━━━━━ Records provided ━━━━━
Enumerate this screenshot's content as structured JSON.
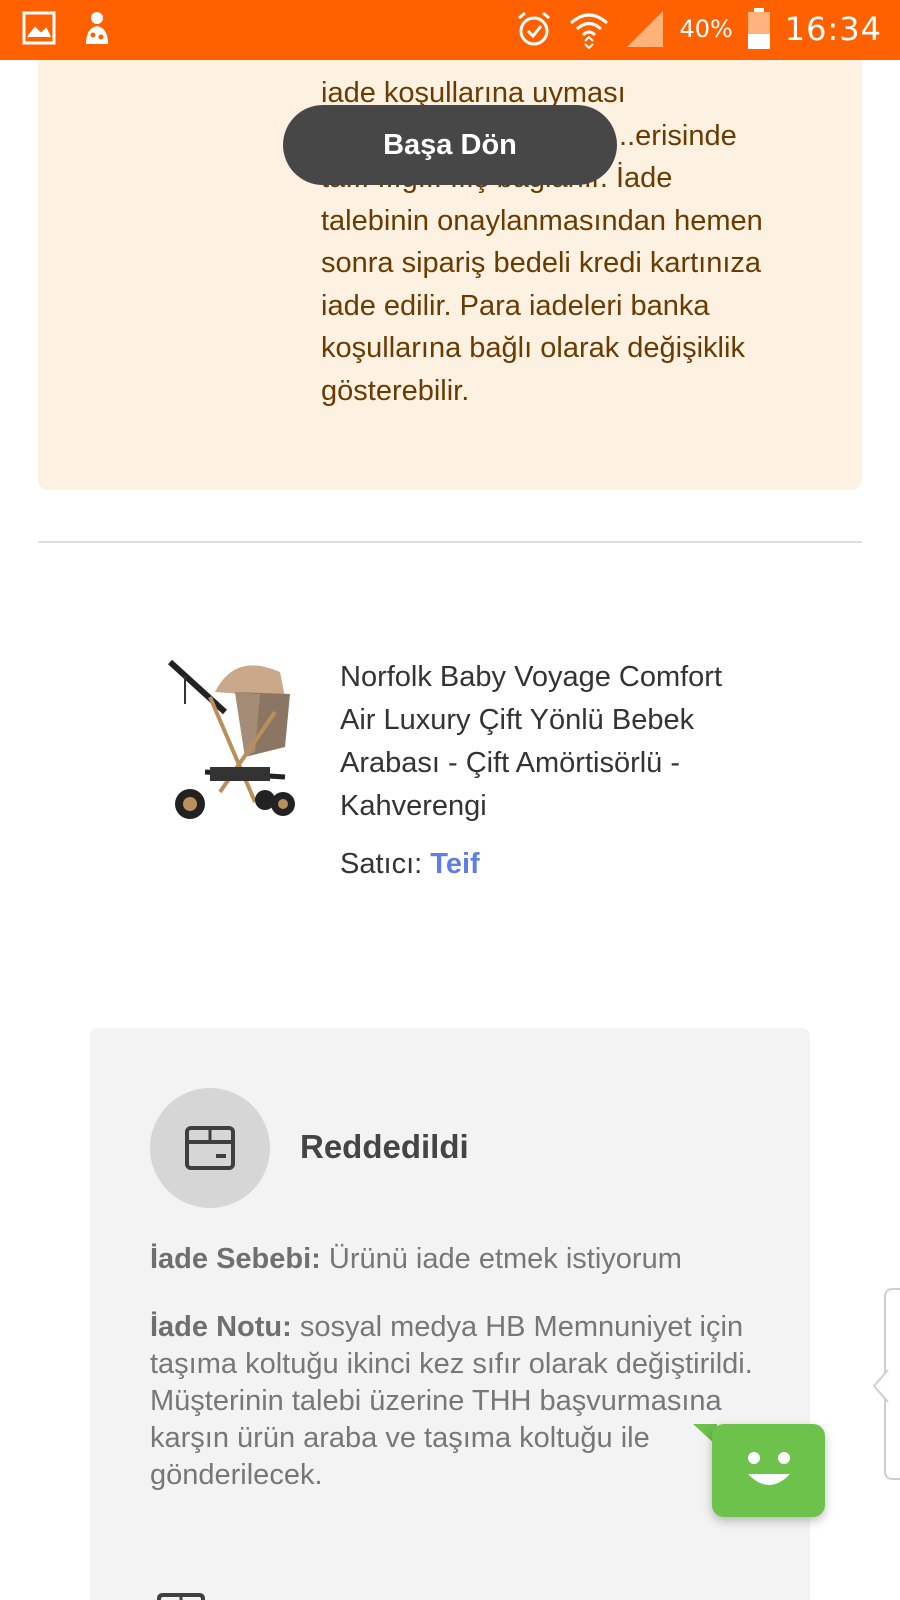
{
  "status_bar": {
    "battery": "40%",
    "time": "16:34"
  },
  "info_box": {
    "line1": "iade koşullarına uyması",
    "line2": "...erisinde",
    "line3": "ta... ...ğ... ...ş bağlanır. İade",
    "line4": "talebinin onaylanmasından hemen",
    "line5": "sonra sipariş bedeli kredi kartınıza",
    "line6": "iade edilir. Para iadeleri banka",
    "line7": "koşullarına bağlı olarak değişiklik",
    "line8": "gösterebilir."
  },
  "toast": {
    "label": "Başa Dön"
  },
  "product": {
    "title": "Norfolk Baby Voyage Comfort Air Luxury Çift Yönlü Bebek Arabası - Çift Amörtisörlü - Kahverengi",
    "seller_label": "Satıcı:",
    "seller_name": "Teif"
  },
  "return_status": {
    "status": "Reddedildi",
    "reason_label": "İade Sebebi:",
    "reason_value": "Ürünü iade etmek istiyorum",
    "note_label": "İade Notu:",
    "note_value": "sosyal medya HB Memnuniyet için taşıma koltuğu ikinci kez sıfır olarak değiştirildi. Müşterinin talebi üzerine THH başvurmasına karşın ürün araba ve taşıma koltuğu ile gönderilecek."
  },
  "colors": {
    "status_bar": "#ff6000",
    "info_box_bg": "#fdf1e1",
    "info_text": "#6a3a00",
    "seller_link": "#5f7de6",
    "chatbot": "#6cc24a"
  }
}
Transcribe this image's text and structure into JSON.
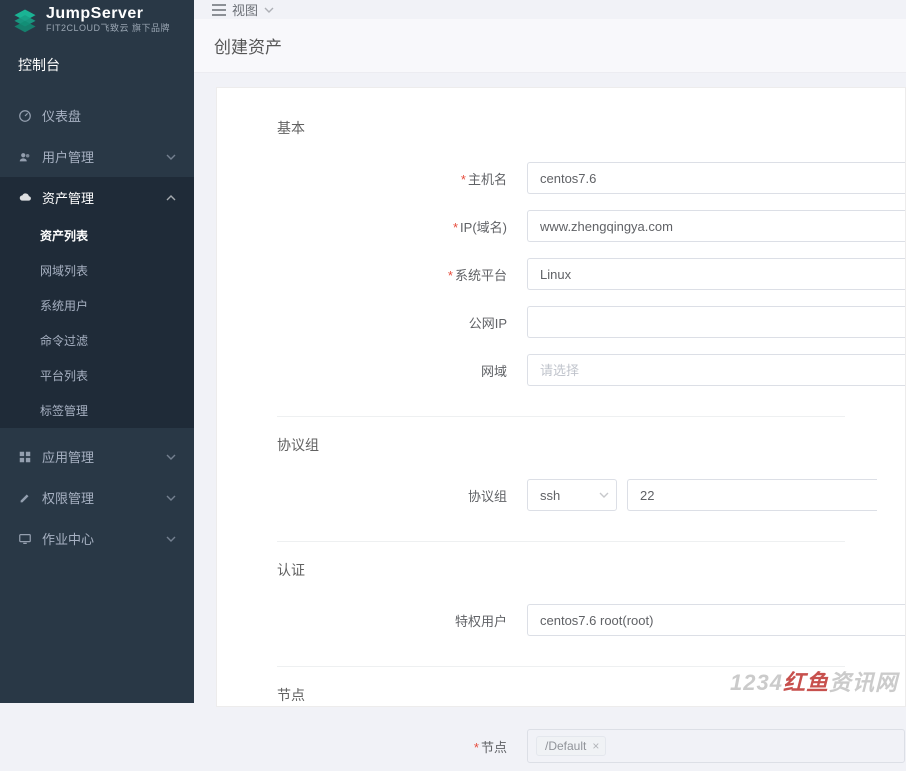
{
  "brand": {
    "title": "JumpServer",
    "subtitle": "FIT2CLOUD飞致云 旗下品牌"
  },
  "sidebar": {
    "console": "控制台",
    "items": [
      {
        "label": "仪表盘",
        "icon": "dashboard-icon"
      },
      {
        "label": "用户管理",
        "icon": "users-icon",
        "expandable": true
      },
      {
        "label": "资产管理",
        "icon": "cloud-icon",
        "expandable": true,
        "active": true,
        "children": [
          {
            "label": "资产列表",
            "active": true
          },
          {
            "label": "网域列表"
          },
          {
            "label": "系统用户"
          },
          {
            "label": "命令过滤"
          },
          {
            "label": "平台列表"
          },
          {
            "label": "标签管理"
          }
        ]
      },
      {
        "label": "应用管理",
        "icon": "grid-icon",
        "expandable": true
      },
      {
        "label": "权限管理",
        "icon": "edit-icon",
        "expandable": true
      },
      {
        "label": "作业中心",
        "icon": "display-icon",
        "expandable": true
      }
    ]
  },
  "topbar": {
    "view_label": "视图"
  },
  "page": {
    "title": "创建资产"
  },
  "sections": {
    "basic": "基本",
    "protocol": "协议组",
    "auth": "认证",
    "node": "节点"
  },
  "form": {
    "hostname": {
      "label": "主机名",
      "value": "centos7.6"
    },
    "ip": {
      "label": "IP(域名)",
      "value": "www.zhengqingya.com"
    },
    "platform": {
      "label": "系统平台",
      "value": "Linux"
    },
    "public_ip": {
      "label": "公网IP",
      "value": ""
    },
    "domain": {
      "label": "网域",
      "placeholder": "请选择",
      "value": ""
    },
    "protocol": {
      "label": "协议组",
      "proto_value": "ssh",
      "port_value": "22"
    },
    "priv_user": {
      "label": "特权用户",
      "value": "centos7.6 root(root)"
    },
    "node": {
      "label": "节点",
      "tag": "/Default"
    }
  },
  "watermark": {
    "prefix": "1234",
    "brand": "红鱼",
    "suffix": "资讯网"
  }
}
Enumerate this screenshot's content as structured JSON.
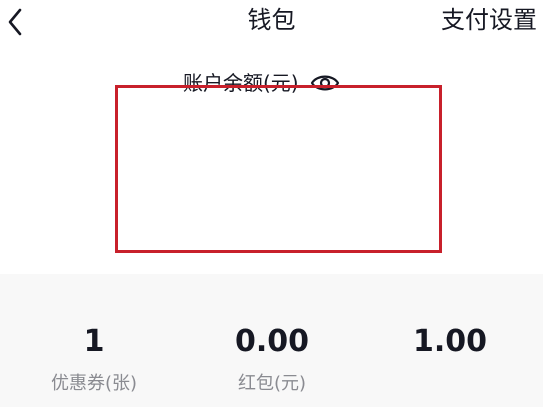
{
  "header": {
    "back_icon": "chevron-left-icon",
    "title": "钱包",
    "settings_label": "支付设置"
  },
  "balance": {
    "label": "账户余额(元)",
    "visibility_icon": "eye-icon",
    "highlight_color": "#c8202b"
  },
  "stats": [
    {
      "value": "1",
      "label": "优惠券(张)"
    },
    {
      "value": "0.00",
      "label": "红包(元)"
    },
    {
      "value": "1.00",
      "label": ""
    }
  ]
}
━━━━━
What the task requires
Transcribe the listing in full. Omit the pictures and keep every line exact.

Full answer
Enumerate this screenshot's content as structured JSON.
{
  "status_bar": {
    "battery": "40%",
    "time": "16:34"
  },
  "info_box": {
    "line1": "iade koşullarına uyması",
    "line2": "...erisinde",
    "line3": "ta... ...ğ... ...ş bağlanır. İade",
    "line4": "talebinin onaylanmasından hemen",
    "line5": "sonra sipariş bedeli kredi kartınıza",
    "line6": "iade edilir. Para iadeleri banka",
    "line7": "koşullarına bağlı olarak değişiklik",
    "line8": "gösterebilir."
  },
  "toast": {
    "label": "Başa Dön"
  },
  "product": {
    "title": "Norfolk Baby Voyage Comfort Air Luxury Çift Yönlü Bebek Arabası - Çift Amörtisörlü - Kahverengi",
    "seller_label": "Satıcı:",
    "seller_name": "Teif"
  },
  "return_status": {
    "status": "Reddedildi",
    "reason_label": "İade Sebebi:",
    "reason_value": "Ürünü iade etmek istiyorum",
    "note_label": "İade Notu:",
    "note_value": "sosyal medya HB Memnuniyet için taşıma koltuğu ikinci kez sıfır olarak değiştirildi. Müşterinin talebi üzerine THH başvurmasına karşın ürün araba ve taşıma koltuğu ile gönderilecek."
  },
  "colors": {
    "status_bar": "#ff6000",
    "info_box_bg": "#fdf1e1",
    "info_text": "#6a3a00",
    "seller_link": "#5f7de6",
    "chatbot": "#6cc24a"
  }
}
Transcribe this image's text and structure into JSON.
{
  "brand": {
    "title": "JumpServer",
    "subtitle": "FIT2CLOUD飞致云 旗下品牌"
  },
  "sidebar": {
    "console": "控制台",
    "items": [
      {
        "label": "仪表盘",
        "icon": "dashboard-icon"
      },
      {
        "label": "用户管理",
        "icon": "users-icon",
        "expandable": true
      },
      {
        "label": "资产管理",
        "icon": "cloud-icon",
        "expandable": true,
        "active": true,
        "children": [
          {
            "label": "资产列表",
            "active": true
          },
          {
            "label": "网域列表"
          },
          {
            "label": "系统用户"
          },
          {
            "label": "命令过滤"
          },
          {
            "label": "平台列表"
          },
          {
            "label": "标签管理"
          }
        ]
      },
      {
        "label": "应用管理",
        "icon": "grid-icon",
        "expandable": true
      },
      {
        "label": "权限管理",
        "icon": "edit-icon",
        "expandable": true
      },
      {
        "label": "作业中心",
        "icon": "display-icon",
        "expandable": true
      }
    ]
  },
  "topbar": {
    "view_label": "视图"
  },
  "page": {
    "title": "创建资产"
  },
  "sections": {
    "basic": "基本",
    "protocol": "协议组",
    "auth": "认证",
    "node": "节点"
  },
  "form": {
    "hostname": {
      "label": "主机名",
      "value": "centos7.6"
    },
    "ip": {
      "label": "IP(域名)",
      "value": "www.zhengqingya.com"
    },
    "platform": {
      "label": "系统平台",
      "value": "Linux"
    },
    "public_ip": {
      "label": "公网IP",
      "value": ""
    },
    "domain": {
      "label": "网域",
      "placeholder": "请选择",
      "value": ""
    },
    "protocol": {
      "label": "协议组",
      "proto_value": "ssh",
      "port_value": "22"
    },
    "priv_user": {
      "label": "特权用户",
      "value": "centos7.6 root(root)"
    },
    "node": {
      "label": "节点",
      "tag": "/Default"
    }
  },
  "watermark": {
    "prefix": "1234",
    "brand": "红鱼",
    "suffix": "资讯网"
  }
}
Enumerate this screenshot's content as structured JSON.
{
  "header": {
    "back_icon": "chevron-left-icon",
    "title": "钱包",
    "settings_label": "支付设置"
  },
  "balance": {
    "label": "账户余额(元)",
    "visibility_icon": "eye-icon",
    "highlight_color": "#c8202b"
  },
  "stats": [
    {
      "value": "1",
      "label": "优惠券(张)"
    },
    {
      "value": "0.00",
      "label": "红包(元)"
    },
    {
      "value": "1.00",
      "label": ""
    }
  ]
}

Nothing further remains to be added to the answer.